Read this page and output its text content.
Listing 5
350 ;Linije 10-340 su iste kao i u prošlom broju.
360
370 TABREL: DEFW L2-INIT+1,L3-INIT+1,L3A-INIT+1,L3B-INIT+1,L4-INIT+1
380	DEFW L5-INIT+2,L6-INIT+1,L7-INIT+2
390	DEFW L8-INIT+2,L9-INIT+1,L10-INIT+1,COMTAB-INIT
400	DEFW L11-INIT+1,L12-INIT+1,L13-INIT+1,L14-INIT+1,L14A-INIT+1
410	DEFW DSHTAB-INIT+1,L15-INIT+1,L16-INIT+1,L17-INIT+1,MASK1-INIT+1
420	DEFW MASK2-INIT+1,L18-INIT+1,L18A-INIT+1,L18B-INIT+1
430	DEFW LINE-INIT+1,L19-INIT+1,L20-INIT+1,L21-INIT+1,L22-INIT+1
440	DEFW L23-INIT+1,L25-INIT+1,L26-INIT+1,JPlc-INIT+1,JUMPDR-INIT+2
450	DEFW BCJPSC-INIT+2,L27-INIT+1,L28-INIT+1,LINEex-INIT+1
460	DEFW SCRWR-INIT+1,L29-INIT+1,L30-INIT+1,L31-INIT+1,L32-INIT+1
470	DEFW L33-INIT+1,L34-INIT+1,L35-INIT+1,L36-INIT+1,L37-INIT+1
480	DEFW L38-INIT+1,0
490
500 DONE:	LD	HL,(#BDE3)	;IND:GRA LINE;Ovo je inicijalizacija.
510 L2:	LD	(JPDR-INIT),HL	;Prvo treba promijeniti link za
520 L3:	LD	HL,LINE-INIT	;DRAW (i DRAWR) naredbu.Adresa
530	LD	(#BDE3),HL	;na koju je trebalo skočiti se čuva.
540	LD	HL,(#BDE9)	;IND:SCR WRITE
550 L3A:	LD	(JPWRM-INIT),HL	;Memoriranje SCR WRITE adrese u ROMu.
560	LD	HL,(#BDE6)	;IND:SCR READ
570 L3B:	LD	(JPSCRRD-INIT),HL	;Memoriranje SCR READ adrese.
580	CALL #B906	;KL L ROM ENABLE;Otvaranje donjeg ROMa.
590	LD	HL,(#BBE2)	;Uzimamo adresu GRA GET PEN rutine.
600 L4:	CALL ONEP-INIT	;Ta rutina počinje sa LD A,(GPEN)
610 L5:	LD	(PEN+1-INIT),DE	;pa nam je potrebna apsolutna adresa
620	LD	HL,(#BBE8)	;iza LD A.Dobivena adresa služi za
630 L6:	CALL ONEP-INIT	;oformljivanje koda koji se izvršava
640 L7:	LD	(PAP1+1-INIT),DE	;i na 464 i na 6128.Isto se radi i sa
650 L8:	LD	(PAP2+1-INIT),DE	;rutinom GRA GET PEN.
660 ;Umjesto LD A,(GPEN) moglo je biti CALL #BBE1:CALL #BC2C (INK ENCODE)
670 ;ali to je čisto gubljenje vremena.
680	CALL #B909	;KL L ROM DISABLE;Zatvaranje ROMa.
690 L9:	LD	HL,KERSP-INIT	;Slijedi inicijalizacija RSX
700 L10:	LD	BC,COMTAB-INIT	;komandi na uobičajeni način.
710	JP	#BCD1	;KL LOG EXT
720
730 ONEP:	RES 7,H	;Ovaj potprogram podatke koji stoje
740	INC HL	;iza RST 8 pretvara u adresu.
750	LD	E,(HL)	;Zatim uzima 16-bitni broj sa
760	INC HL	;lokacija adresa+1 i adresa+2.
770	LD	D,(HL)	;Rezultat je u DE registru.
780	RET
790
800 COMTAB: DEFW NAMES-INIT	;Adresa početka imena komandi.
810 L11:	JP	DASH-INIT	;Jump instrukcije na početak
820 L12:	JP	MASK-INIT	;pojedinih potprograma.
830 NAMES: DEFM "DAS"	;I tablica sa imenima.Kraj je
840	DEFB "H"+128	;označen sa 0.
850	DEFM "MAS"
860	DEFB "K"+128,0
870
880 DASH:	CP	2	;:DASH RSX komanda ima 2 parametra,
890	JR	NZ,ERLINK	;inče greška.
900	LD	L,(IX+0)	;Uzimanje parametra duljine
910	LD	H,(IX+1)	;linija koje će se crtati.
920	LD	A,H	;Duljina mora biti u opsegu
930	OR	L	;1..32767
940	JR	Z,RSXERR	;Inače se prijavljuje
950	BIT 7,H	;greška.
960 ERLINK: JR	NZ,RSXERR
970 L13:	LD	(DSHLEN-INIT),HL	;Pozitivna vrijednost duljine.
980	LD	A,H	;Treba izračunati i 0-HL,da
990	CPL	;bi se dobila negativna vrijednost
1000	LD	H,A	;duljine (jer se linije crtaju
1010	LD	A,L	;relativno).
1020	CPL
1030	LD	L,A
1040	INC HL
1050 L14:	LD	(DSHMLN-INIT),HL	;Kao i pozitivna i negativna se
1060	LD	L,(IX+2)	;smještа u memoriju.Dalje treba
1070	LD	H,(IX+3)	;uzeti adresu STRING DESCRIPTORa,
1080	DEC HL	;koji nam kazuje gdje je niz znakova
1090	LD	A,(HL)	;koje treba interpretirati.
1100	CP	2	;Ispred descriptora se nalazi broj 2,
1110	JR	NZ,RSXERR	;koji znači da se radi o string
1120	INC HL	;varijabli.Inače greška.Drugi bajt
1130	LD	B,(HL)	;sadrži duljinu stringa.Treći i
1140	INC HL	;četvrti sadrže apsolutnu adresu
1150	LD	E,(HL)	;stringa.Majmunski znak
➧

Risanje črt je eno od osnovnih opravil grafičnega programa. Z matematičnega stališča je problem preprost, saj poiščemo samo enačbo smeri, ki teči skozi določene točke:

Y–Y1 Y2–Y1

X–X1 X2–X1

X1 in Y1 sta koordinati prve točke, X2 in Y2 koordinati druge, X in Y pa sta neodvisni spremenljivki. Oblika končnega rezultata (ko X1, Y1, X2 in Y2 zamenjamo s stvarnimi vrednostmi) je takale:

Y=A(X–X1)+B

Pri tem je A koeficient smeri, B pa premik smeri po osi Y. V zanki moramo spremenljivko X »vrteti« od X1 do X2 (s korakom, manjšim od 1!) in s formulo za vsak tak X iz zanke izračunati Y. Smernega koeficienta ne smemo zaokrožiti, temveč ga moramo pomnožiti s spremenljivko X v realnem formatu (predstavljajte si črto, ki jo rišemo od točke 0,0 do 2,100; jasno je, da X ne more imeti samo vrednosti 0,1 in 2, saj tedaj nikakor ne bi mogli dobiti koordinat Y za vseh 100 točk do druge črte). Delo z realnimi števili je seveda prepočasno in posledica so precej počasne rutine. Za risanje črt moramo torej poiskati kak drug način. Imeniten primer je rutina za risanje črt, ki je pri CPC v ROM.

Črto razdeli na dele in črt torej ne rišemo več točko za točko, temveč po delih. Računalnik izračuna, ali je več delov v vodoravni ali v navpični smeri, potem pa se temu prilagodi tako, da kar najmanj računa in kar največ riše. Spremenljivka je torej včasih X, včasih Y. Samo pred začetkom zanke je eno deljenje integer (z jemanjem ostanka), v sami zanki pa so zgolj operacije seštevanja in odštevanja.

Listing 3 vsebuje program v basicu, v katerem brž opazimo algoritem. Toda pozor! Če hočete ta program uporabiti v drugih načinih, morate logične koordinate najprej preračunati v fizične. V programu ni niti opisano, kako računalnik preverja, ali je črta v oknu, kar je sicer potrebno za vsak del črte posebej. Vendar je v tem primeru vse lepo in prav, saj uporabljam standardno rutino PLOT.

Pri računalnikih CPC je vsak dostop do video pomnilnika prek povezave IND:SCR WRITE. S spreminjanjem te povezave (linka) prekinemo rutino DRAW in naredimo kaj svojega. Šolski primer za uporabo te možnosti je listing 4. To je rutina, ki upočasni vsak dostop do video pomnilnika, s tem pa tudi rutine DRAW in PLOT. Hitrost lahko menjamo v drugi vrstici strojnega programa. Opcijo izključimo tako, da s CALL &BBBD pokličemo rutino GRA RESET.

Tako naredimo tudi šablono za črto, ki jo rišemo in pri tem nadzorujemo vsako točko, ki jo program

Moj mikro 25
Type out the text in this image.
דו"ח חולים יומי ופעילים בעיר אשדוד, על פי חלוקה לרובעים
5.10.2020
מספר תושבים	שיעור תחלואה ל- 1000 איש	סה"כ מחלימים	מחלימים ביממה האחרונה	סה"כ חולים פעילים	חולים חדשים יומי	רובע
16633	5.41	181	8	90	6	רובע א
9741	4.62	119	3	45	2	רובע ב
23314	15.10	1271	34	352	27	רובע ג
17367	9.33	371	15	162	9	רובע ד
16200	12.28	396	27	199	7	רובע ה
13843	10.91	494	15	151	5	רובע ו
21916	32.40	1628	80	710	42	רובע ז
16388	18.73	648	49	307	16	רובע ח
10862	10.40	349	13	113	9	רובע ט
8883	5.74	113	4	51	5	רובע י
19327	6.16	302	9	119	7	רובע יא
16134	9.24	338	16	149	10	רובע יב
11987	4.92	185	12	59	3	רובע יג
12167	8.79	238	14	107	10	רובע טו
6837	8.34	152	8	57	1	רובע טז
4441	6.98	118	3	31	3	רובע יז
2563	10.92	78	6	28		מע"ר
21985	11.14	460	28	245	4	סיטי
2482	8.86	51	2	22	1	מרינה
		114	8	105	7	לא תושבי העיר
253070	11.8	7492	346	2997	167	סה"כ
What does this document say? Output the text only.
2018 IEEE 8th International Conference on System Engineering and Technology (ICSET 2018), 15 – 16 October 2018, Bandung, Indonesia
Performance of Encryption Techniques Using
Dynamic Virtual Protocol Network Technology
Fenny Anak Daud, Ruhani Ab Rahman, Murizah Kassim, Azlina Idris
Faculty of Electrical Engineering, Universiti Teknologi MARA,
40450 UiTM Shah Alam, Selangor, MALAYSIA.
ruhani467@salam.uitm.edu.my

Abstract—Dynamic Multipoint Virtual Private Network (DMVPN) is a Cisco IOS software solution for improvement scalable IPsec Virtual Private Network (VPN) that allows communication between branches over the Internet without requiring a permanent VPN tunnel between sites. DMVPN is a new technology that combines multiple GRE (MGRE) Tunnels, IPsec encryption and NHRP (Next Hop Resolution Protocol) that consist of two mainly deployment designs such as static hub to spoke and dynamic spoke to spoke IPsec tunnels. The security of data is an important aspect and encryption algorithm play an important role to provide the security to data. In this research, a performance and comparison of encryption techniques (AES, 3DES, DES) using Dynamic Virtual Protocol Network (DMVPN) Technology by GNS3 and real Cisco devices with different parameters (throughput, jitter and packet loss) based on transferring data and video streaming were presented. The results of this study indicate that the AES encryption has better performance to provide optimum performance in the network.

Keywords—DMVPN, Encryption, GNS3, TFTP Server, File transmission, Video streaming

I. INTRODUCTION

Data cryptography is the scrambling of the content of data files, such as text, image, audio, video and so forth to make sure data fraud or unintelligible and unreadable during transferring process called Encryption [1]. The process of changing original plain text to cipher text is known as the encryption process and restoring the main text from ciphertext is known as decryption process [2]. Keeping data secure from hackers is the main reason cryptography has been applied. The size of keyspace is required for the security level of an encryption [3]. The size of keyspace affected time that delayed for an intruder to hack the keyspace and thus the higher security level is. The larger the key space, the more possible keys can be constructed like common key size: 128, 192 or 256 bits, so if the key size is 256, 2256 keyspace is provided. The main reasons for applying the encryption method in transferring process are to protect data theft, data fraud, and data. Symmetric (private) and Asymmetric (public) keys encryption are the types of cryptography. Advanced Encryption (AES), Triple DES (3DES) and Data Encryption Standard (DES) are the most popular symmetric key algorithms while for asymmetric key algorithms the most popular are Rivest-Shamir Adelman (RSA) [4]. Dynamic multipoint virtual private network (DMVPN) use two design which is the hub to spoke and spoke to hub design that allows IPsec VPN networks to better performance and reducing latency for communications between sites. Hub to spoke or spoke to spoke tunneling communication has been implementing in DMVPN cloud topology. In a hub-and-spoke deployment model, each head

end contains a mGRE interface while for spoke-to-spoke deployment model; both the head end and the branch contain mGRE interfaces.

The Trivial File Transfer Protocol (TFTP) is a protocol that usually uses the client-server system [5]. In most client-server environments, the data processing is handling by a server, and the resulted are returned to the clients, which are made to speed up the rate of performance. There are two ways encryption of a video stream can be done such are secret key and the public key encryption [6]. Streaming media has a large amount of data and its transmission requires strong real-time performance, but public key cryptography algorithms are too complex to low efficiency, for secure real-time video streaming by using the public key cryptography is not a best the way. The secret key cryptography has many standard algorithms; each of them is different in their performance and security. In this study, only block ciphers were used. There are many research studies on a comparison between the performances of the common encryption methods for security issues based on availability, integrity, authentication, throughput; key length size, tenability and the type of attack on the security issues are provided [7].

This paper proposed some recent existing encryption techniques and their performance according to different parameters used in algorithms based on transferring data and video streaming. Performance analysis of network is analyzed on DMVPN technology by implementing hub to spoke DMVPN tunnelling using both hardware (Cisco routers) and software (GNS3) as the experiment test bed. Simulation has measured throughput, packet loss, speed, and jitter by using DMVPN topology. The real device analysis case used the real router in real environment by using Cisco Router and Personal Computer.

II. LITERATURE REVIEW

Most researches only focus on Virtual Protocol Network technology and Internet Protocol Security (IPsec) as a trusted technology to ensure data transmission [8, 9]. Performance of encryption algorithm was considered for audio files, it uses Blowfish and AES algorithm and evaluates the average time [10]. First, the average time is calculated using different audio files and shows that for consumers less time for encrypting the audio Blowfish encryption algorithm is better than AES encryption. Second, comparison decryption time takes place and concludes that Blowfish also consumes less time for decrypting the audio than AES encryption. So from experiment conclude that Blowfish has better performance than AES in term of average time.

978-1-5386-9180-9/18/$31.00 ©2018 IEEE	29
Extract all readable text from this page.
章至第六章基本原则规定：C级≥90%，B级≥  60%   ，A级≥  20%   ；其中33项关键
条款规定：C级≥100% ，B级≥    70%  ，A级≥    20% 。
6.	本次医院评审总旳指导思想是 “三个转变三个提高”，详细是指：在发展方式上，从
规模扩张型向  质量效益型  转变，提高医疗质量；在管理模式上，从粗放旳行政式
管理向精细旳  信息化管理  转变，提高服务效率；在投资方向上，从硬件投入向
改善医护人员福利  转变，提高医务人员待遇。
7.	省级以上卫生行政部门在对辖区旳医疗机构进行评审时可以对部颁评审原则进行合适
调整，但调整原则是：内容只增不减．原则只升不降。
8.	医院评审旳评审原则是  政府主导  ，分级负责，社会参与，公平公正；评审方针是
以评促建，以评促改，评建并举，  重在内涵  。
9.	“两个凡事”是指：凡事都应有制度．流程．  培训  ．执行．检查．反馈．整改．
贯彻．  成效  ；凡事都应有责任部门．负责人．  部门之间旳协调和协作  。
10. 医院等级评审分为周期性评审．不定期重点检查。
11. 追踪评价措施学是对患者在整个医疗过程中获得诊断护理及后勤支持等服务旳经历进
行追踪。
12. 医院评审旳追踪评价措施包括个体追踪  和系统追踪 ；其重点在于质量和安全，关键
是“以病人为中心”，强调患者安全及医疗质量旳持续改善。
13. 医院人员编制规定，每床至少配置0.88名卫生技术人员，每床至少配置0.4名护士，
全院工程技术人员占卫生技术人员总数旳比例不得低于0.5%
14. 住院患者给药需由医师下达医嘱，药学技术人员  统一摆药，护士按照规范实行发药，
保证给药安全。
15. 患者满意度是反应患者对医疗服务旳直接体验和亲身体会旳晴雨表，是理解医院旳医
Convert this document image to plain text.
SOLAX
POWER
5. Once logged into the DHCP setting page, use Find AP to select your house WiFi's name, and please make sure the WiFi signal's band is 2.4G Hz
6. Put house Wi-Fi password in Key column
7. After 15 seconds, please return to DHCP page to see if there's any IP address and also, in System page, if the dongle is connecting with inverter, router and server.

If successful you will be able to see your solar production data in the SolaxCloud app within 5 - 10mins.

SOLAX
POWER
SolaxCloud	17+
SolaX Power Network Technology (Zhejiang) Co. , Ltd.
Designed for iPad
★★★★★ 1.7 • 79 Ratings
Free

What is needed:
Note how many lines in the listing above hold the string "both", then give only that figure.

Answer to this exercise:
2